### Request
Could you repeat the records below exactly, leaving out any pictures?

### Data section
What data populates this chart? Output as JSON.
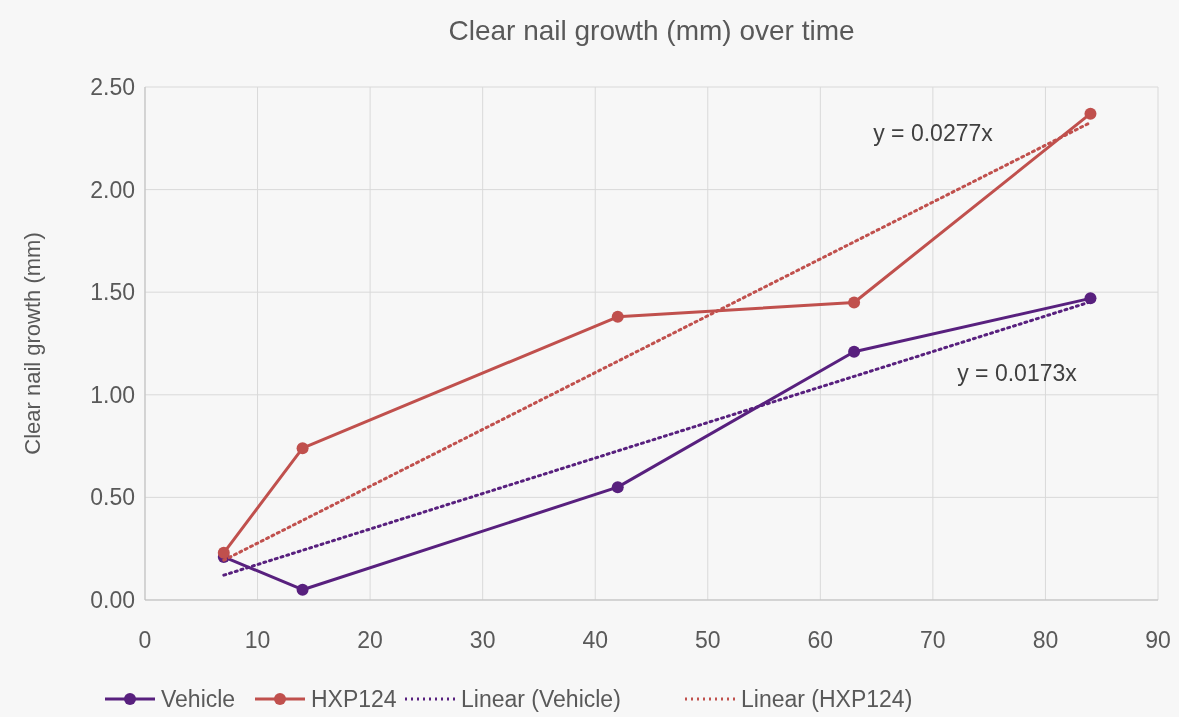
{
  "chart_data": {
    "type": "line",
    "title": "Clear nail growth (mm) over time",
    "ylabel": "Clear nail growth (mm)",
    "xlim": [
      0,
      90
    ],
    "xticks": [
      0,
      10,
      20,
      30,
      40,
      50,
      60,
      70,
      80,
      90
    ],
    "ylim": [
      0,
      2.5
    ],
    "yticks": [
      {
        "value": 0,
        "label": "0.00"
      },
      {
        "value": 0.5,
        "label": "0.50"
      },
      {
        "value": 1,
        "label": "1.00"
      },
      {
        "value": 1.5,
        "label": "1.50"
      },
      {
        "value": 2,
        "label": "2.00"
      },
      {
        "value": 2.5,
        "label": "2.50"
      }
    ],
    "grid": true,
    "legend": "bottom",
    "series": [
      {
        "name": "Vehicle",
        "color": "#58207e",
        "x": [
          7,
          14,
          42,
          63,
          84
        ],
        "values": [
          0.21,
          0.05,
          0.55,
          1.21,
          1.47
        ],
        "marker": "circle",
        "line_style": "solid"
      },
      {
        "name": "HXP124",
        "color": "#c0504d",
        "x": [
          7,
          14,
          42,
          63,
          84
        ],
        "values": [
          0.23,
          0.74,
          1.38,
          1.45,
          2.37
        ],
        "marker": "circle",
        "line_style": "solid"
      },
      {
        "name": "Linear (Vehicle)",
        "color": "#58207e",
        "x": [
          7,
          84
        ],
        "values": [
          0.121,
          1.453
        ],
        "marker": "none",
        "line_style": "dotted"
      },
      {
        "name": "Linear (HXP124)",
        "color": "#c0504d",
        "x": [
          7,
          84
        ],
        "values": [
          0.194,
          2.327
        ],
        "marker": "none",
        "line_style": "dotted"
      }
    ],
    "annotations": [
      "y = 0.0277x",
      "y = 0.0173x"
    ]
  }
}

### Result
What data populates this chart? Output as JSON.
{
  "chart_data": {
    "type": "line",
    "title": "Clear nail growth (mm) over time",
    "ylabel": "Clear nail growth (mm)",
    "xlim": [
      0,
      90
    ],
    "xticks": [
      0,
      10,
      20,
      30,
      40,
      50,
      60,
      70,
      80,
      90
    ],
    "ylim": [
      0,
      2.5
    ],
    "yticks": [
      {
        "value": 0,
        "label": "0.00"
      },
      {
        "value": 0.5,
        "label": "0.50"
      },
      {
        "value": 1,
        "label": "1.00"
      },
      {
        "value": 1.5,
        "label": "1.50"
      },
      {
        "value": 2,
        "label": "2.00"
      },
      {
        "value": 2.5,
        "label": "2.50"
      }
    ],
    "grid": true,
    "legend": "bottom",
    "series": [
      {
        "name": "Vehicle",
        "color": "#58207e",
        "x": [
          7,
          14,
          42,
          63,
          84
        ],
        "values": [
          0.21,
          0.05,
          0.55,
          1.21,
          1.47
        ],
        "marker": "circle",
        "line_style": "solid"
      },
      {
        "name": "HXP124",
        "color": "#c0504d",
        "x": [
          7,
          14,
          42,
          63,
          84
        ],
        "values": [
          0.23,
          0.74,
          1.38,
          1.45,
          2.37
        ],
        "marker": "circle",
        "line_style": "solid"
      },
      {
        "name": "Linear (Vehicle)",
        "color": "#58207e",
        "x": [
          7,
          84
        ],
        "values": [
          0.121,
          1.453
        ],
        "marker": "none",
        "line_style": "dotted"
      },
      {
        "name": "Linear (HXP124)",
        "color": "#c0504d",
        "x": [
          7,
          84
        ],
        "values": [
          0.194,
          2.327
        ],
        "marker": "none",
        "line_style": "dotted"
      }
    ],
    "annotations": [
      "y = 0.0277x",
      "y = 0.0173x"
    ]
  }
}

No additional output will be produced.